**Exercise brief**. Below is a set of records; print all of them exactly as written.

##### Data to use

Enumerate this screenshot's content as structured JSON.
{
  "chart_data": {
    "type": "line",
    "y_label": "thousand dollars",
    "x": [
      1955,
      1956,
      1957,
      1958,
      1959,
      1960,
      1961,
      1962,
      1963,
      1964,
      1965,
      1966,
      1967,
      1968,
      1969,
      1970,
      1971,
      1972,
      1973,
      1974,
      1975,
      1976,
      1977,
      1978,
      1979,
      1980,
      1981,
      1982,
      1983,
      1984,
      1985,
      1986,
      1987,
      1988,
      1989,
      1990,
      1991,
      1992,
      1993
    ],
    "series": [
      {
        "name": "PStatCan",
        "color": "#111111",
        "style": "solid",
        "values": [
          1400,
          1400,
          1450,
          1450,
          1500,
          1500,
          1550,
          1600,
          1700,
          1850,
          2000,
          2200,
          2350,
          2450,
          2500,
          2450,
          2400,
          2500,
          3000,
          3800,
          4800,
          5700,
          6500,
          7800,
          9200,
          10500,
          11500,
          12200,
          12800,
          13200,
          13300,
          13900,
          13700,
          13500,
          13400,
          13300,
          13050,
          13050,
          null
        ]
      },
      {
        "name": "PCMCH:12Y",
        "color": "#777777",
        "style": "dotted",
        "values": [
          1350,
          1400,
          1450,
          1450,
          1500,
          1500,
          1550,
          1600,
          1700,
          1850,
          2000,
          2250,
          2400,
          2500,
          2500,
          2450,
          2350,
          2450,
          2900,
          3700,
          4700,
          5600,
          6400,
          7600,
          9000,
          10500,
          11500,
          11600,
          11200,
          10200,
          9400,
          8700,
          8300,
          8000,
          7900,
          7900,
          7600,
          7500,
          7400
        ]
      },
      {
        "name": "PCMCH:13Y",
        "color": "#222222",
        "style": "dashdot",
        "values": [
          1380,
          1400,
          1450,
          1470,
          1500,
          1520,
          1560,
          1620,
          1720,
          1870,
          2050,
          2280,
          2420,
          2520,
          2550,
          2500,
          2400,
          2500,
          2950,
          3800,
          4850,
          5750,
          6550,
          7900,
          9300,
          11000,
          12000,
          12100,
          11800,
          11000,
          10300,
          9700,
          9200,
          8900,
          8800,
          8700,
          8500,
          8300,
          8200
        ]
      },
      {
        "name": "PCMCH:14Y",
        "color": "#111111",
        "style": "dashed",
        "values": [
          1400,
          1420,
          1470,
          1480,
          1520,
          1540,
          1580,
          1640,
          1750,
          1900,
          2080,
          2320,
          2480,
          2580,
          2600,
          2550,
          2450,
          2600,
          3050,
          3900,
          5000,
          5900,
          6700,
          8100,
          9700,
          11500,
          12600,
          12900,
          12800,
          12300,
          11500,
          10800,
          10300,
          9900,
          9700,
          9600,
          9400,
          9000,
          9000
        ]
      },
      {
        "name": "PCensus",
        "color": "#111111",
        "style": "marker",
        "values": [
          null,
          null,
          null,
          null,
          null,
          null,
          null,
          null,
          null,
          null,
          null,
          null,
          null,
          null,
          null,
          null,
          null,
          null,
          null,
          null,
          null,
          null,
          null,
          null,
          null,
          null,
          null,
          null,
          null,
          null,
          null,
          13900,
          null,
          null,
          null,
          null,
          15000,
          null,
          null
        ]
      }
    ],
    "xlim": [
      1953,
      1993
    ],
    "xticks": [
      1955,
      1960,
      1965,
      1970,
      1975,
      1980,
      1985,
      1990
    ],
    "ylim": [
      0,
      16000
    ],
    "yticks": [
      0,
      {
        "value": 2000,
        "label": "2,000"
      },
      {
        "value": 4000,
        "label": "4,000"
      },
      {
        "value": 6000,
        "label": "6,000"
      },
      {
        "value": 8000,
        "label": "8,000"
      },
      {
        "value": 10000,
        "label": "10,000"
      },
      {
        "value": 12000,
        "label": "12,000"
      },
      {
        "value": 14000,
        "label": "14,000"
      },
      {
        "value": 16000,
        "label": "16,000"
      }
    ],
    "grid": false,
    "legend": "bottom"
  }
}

##########

**Answer to this task**.
Enumerate this screenshot's content as structured JSON.
{
  "chart_data": {
    "type": "line",
    "y_label": "thousand dollars",
    "x": [
      1955,
      1956,
      1957,
      1958,
      1959,
      1960,
      1961,
      1962,
      1963,
      1964,
      1965,
      1966,
      1967,
      1968,
      1969,
      1970,
      1971,
      1972,
      1973,
      1974,
      1975,
      1976,
      1977,
      1978,
      1979,
      1980,
      1981,
      1982,
      1983,
      1984,
      1985,
      1986,
      1987,
      1988,
      1989,
      1990,
      1991,
      1992,
      1993
    ],
    "series": [
      {
        "name": "PStatCan",
        "color": "#111111",
        "style": "solid",
        "values": [
          1400,
          1400,
          1450,
          1450,
          1500,
          1500,
          1550,
          1600,
          1700,
          1850,
          2000,
          2200,
          2350,
          2450,
          2500,
          2450,
          2400,
          2500,
          3000,
          3800,
          4800,
          5700,
          6500,
          7800,
          9200,
          10500,
          11500,
          12200,
          12800,
          13200,
          13300,
          13900,
          13700,
          13500,
          13400,
          13300,
          13050,
          13050,
          null
        ]
      },
      {
        "name": "PCMCH:12Y",
        "color": "#777777",
        "style": "dotted",
        "values": [
          1350,
          1400,
          1450,
          1450,
          1500,
          1500,
          1550,
          1600,
          1700,
          1850,
          2000,
          2250,
          2400,
          2500,
          2500,
          2450,
          2350,
          2450,
          2900,
          3700,
          4700,
          5600,
          6400,
          7600,
          9000,
          10500,
          11500,
          11600,
          11200,
          10200,
          9400,
          8700,
          8300,
          8000,
          7900,
          7900,
          7600,
          7500,
          7400
        ]
      },
      {
        "name": "PCMCH:13Y",
        "color": "#222222",
        "style": "dashdot",
        "values": [
          1380,
          1400,
          1450,
          1470,
          1500,
          1520,
          1560,
          1620,
          1720,
          1870,
          2050,
          2280,
          2420,
          2520,
          2550,
          2500,
          2400,
          2500,
          2950,
          3800,
          4850,
          5750,
          6550,
          7900,
          9300,
          11000,
          12000,
          12100,
          11800,
          11000,
          10300,
          9700,
          9200,
          8900,
          8800,
          8700,
          8500,
          8300,
          8200
        ]
      },
      {
        "name": "PCMCH:14Y",
        "color": "#111111",
        "style": "dashed",
        "values": [
          1400,
          1420,
          1470,
          1480,
          1520,
          1540,
          1580,
          1640,
          1750,
          1900,
          2080,
          2320,
          2480,
          2580,
          2600,
          2550,
          2450,
          2600,
          3050,
          3900,
          5000,
          5900,
          6700,
          8100,
          9700,
          11500,
          12600,
          12900,
          12800,
          12300,
          11500,
          10800,
          10300,
          9900,
          9700,
          9600,
          9400,
          9000,
          9000
        ]
      },
      {
        "name": "PCensus",
        "color": "#111111",
        "style": "marker",
        "values": [
          null,
          null,
          null,
          null,
          null,
          null,
          null,
          null,
          null,
          null,
          null,
          null,
          null,
          null,
          null,
          null,
          null,
          null,
          null,
          null,
          null,
          null,
          null,
          null,
          null,
          null,
          null,
          null,
          null,
          null,
          null,
          13900,
          null,
          null,
          null,
          null,
          15000,
          null,
          null
        ]
      }
    ],
    "xlim": [
      1953,
      1993
    ],
    "xticks": [
      1955,
      1960,
      1965,
      1970,
      1975,
      1980,
      1985,
      1990
    ],
    "ylim": [
      0,
      16000
    ],
    "yticks": [
      0,
      {
        "value": 2000,
        "label": "2,000"
      },
      {
        "value": 4000,
        "label": "4,000"
      },
      {
        "value": 6000,
        "label": "6,000"
      },
      {
        "value": 8000,
        "label": "8,000"
      },
      {
        "value": 10000,
        "label": "10,000"
      },
      {
        "value": 12000,
        "label": "12,000"
      },
      {
        "value": 14000,
        "label": "14,000"
      },
      {
        "value": 16000,
        "label": "16,000"
      }
    ],
    "grid": false,
    "legend": "bottom"
  }
}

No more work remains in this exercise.